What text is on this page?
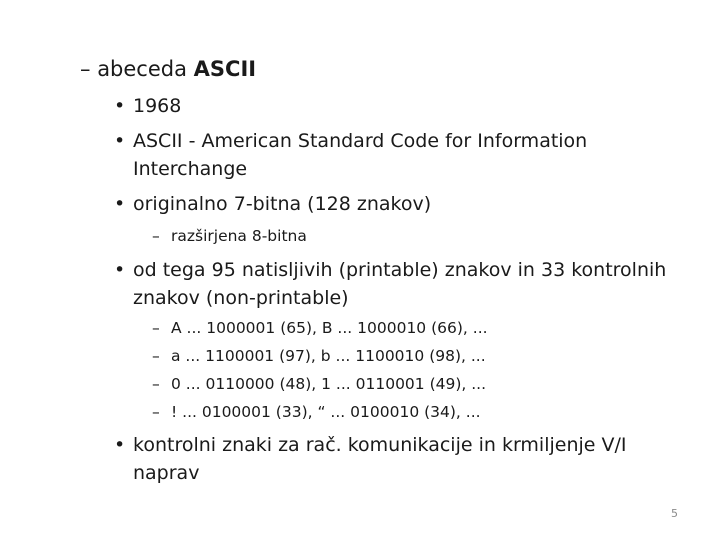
– abeceda ASCII
• 1968
• ASCII - American Standard Code for Information
Interchange
• originalno 7-bitna (128 znakov)
– razširjena 8-bitna
• od tega 95 natisljivih (printable) znakov in 33 kontrolnih
znakov (non-printable)
– A ... 1000001 (65), B ... 1000010 (66), ...
– a ... 1100001 (97), b ... 1100010 (98), ...
– 0 ... 0110000 (48), 1 ... 0110001 (49), ...
– ! ... 0100001 (33), “ ... 0100010 (34), ...
• kontrolni znaki za rač. komunikacije in krmiljenje V/I
naprav
5
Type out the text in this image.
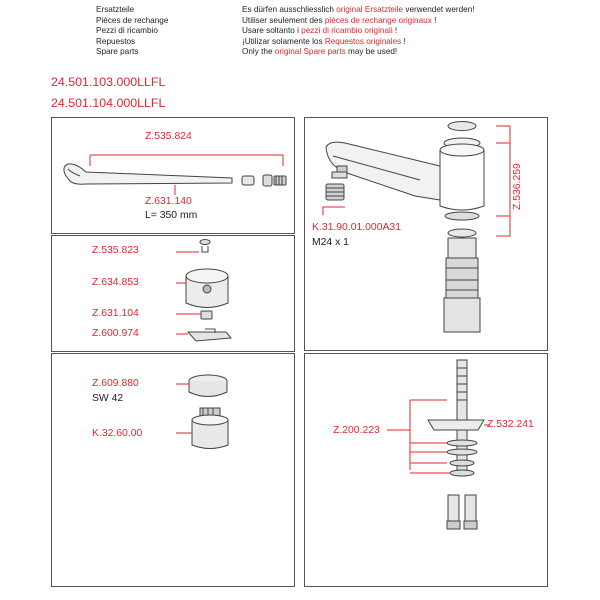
Ersatzteile
Pièces de rechange
Pezzi di ricambio
Repuestos
Spare parts
Es dürfen ausschliesslich original Ersatzteile verwendet werden!
Utiliser seulement des pièces de rechange originaux !
Usare soltanto i pezzi di ricambio originali !
¡Utilizar solamente los Requestos originales !
Only the original Spare parts may be used!
24.501.103.000LLFL
24.501.104.000LLFL
Z.535.824
Z.631.140
L= 350 mm
K.31.90.01.000A31
M24 x 1
Z.536.259
Z.535.823
Z.634.853
Z.631.104
Z.600.974
Z.609.880
SW 42
K.32.60.00	Z.200.223
Z.532.241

## DESCRIPTION OF THE TASK
Leave every image out, and retype the material exactly.

## EXERCISE ANSWER
What text is on this page?
– abeceda ASCII
• 1968
• ASCII - American Standard Code for Information
Interchange
• originalno 7-bitna (128 znakov)
– razširjena 8-bitna
• od tega 95 natisljivih (printable) znakov in 33 kontrolnih
znakov (non-printable)
– A ... 1000001 (65), B ... 1000010 (66), ...
– a ... 1100001 (97), b ... 1100010 (98), ...
– 0 ... 0110000 (48), 1 ... 0110001 (49), ...
– ! ... 0100001 (33), “ ... 0100010 (34), ...
• kontrolni znaki za rač. komunikacije in krmiljenje V/I
naprav
5
Type out the text in this image.
Ersatzteile
Pièces de rechange
Pezzi di ricambio
Repuestos
Spare parts
Es dürfen ausschliesslich original Ersatzteile verwendet werden!
Utiliser seulement des pièces de rechange originaux !
Usare soltanto i pezzi di ricambio originali !
¡Utilizar solamente los Requestos originales !
Only the original Spare parts may be used!
24.501.103.000LLFL
24.501.104.000LLFL
Z.535.824
Z.631.140
L= 350 mm
K.31.90.01.000A31
M24 x 1
Z.536.259
Z.535.823
Z.634.853
Z.631.104
Z.600.974
Z.609.880
SW 42
K.32.60.00	Z.200.223
Z.532.241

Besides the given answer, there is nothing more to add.